== Set task ==
Write out the whole listing again, exactly.

-- START OF Data to process --

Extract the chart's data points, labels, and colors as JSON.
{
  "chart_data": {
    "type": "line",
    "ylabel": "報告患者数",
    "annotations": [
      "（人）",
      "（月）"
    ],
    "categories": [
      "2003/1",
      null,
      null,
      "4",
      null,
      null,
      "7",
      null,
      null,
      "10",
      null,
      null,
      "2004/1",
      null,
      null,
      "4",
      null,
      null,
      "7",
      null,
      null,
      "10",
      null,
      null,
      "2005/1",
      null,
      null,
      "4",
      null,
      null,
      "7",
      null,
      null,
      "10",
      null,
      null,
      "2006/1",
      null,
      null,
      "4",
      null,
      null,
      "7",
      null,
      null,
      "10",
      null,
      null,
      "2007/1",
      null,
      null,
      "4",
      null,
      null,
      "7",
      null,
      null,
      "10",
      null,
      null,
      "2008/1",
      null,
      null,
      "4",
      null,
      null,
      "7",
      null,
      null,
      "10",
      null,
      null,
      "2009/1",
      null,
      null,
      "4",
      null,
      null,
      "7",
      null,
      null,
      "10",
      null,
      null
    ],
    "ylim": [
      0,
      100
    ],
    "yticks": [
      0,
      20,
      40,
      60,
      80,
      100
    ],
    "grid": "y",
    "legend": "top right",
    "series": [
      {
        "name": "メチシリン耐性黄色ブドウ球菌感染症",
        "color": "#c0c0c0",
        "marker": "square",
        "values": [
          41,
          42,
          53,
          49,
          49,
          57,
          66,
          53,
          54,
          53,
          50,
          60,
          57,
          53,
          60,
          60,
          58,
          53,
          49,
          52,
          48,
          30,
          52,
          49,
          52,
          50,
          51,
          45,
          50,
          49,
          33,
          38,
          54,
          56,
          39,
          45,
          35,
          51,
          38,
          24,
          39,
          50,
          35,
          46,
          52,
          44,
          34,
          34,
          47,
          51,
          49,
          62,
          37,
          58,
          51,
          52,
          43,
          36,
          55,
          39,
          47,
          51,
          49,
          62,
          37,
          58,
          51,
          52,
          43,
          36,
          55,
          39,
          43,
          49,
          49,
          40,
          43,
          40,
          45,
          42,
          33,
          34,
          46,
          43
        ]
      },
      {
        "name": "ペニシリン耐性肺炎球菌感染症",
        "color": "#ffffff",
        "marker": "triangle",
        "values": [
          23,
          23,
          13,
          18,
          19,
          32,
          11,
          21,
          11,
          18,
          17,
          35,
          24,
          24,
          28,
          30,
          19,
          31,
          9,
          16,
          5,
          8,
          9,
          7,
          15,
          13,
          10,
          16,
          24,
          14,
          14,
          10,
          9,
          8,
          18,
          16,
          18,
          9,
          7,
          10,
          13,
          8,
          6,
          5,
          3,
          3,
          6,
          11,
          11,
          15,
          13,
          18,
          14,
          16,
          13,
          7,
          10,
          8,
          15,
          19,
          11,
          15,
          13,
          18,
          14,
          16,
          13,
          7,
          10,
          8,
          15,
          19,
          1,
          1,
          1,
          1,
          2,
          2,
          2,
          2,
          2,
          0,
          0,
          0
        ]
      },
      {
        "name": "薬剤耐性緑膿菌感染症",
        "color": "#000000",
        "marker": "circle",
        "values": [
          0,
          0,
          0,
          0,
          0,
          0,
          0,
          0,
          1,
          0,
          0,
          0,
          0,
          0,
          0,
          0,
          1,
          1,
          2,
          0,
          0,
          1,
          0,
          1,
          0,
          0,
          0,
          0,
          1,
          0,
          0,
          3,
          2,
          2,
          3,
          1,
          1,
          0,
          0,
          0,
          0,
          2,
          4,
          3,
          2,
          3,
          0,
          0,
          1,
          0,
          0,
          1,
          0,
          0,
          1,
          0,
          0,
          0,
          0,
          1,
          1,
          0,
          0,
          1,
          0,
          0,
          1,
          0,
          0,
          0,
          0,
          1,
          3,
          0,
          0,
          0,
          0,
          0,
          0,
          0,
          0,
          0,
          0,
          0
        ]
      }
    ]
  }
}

-- END OF Data to process --

== The reply ==
Extract the chart's data points, labels, and colors as JSON.
{
  "chart_data": {
    "type": "line",
    "ylabel": "報告患者数",
    "annotations": [
      "（人）",
      "（月）"
    ],
    "categories": [
      "2003/1",
      null,
      null,
      "4",
      null,
      null,
      "7",
      null,
      null,
      "10",
      null,
      null,
      "2004/1",
      null,
      null,
      "4",
      null,
      null,
      "7",
      null,
      null,
      "10",
      null,
      null,
      "2005/1",
      null,
      null,
      "4",
      null,
      null,
      "7",
      null,
      null,
      "10",
      null,
      null,
      "2006/1",
      null,
      null,
      "4",
      null,
      null,
      "7",
      null,
      null,
      "10",
      null,
      null,
      "2007/1",
      null,
      null,
      "4",
      null,
      null,
      "7",
      null,
      null,
      "10",
      null,
      null,
      "2008/1",
      null,
      null,
      "4",
      null,
      null,
      "7",
      null,
      null,
      "10",
      null,
      null,
      "2009/1",
      null,
      null,
      "4",
      null,
      null,
      "7",
      null,
      null,
      "10",
      null,
      null
    ],
    "ylim": [
      0,
      100
    ],
    "yticks": [
      0,
      20,
      40,
      60,
      80,
      100
    ],
    "grid": "y",
    "legend": "top right",
    "series": [
      {
        "name": "メチシリン耐性黄色ブドウ球菌感染症",
        "color": "#c0c0c0",
        "marker": "square",
        "values": [
          41,
          42,
          53,
          49,
          49,
          57,
          66,
          53,
          54,
          53,
          50,
          60,
          57,
          53,
          60,
          60,
          58,
          53,
          49,
          52,
          48,
          30,
          52,
          49,
          52,
          50,
          51,
          45,
          50,
          49,
          33,
          38,
          54,
          56,
          39,
          45,
          35,
          51,
          38,
          24,
          39,
          50,
          35,
          46,
          52,
          44,
          34,
          34,
          47,
          51,
          49,
          62,
          37,
          58,
          51,
          52,
          43,
          36,
          55,
          39,
          47,
          51,
          49,
          62,
          37,
          58,
          51,
          52,
          43,
          36,
          55,
          39,
          43,
          49,
          49,
          40,
          43,
          40,
          45,
          42,
          33,
          34,
          46,
          43
        ]
      },
      {
        "name": "ペニシリン耐性肺炎球菌感染症",
        "color": "#ffffff",
        "marker": "triangle",
        "values": [
          23,
          23,
          13,
          18,
          19,
          32,
          11,
          21,
          11,
          18,
          17,
          35,
          24,
          24,
          28,
          30,
          19,
          31,
          9,
          16,
          5,
          8,
          9,
          7,
          15,
          13,
          10,
          16,
          24,
          14,
          14,
          10,
          9,
          8,
          18,
          16,
          18,
          9,
          7,
          10,
          13,
          8,
          6,
          5,
          3,
          3,
          6,
          11,
          11,
          15,
          13,
          18,
          14,
          16,
          13,
          7,
          10,
          8,
          15,
          19,
          11,
          15,
          13,
          18,
          14,
          16,
          13,
          7,
          10,
          8,
          15,
          19,
          1,
          1,
          1,
          1,
          2,
          2,
          2,
          2,
          2,
          0,
          0,
          0
        ]
      },
      {
        "name": "薬剤耐性緑膿菌感染症",
        "color": "#000000",
        "marker": "circle",
        "values": [
          0,
          0,
          0,
          0,
          0,
          0,
          0,
          0,
          1,
          0,
          0,
          0,
          0,
          0,
          0,
          0,
          1,
          1,
          2,
          0,
          0,
          1,
          0,
          1,
          0,
          0,
          0,
          0,
          1,
          0,
          0,
          3,
          2,
          2,
          3,
          1,
          1,
          0,
          0,
          0,
          0,
          2,
          4,
          3,
          2,
          3,
          0,
          0,
          1,
          0,
          0,
          1,
          0,
          0,
          1,
          0,
          0,
          0,
          0,
          1,
          1,
          0,
          0,
          1,
          0,
          0,
          1,
          0,
          0,
          0,
          0,
          1,
          3,
          0,
          0,
          0,
          0,
          0,
          0,
          0,
          0,
          0,
          0,
          0
        ]
      }
    ]
  }
}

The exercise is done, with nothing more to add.